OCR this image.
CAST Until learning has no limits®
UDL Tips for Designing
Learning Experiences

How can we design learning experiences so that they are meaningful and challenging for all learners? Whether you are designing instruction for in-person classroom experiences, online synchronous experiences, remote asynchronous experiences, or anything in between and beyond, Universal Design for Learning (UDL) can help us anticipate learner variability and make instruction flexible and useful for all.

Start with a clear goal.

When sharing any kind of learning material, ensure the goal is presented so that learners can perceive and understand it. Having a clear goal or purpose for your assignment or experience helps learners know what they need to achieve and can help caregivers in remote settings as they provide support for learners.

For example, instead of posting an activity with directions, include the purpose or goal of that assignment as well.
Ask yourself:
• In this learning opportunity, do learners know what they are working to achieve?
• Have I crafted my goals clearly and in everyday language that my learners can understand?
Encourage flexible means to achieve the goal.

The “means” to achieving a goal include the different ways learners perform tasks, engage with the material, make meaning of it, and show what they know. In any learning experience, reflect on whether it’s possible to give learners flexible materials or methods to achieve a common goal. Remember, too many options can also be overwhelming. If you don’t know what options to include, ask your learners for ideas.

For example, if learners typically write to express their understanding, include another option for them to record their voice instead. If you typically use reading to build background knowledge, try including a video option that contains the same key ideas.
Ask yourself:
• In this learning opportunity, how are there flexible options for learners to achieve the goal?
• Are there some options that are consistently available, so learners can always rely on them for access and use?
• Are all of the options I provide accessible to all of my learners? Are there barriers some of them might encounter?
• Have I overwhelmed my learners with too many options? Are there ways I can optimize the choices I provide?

--*--

__WORK INSTRUCTIONS__.
Give back all the records exactly as they stand.

__RESPONSE__.
OCR this image.
CAST Until learning has no limits®
UDL Tips for Designing
Learning Experiences

How can we design learning experiences so that they are meaningful and challenging for all learners? Whether you are designing instruction for in-person classroom experiences, online synchronous experiences, remote asynchronous experiences, or anything in between and beyond, Universal Design for Learning (UDL) can help us anticipate learner variability and make instruction flexible and useful for all.

Start with a clear goal.

When sharing any kind of learning material, ensure the goal is presented so that learners can perceive and understand it. Having a clear goal or purpose for your assignment or experience helps learners know what they need to achieve and can help caregivers in remote settings as they provide support for learners.

For example, instead of posting an activity with directions, include the purpose or goal of that assignment as well.
Ask yourself:
• In this learning opportunity, do learners know what they are working to achieve?
• Have I crafted my goals clearly and in everyday language that my learners can understand?
Encourage flexible means to achieve the goal.

The “means” to achieving a goal include the different ways learners perform tasks, engage with the material, make meaning of it, and show what they know. In any learning experience, reflect on whether it’s possible to give learners flexible materials or methods to achieve a common goal. Remember, too many options can also be overwhelming. If you don’t know what options to include, ask your learners for ideas.

For example, if learners typically write to express their understanding, include another option for them to record their voice instead. If you typically use reading to build background knowledge, try including a video option that contains the same key ideas.
Ask yourself:
• In this learning opportunity, how are there flexible options for learners to achieve the goal?
• Are there some options that are consistently available, so learners can always rely on them for access and use?
• Are all of the options I provide accessible to all of my learners? Are there barriers some of them might encounter?
• Have I overwhelmed my learners with too many options? Are there ways I can optimize the choices I provide?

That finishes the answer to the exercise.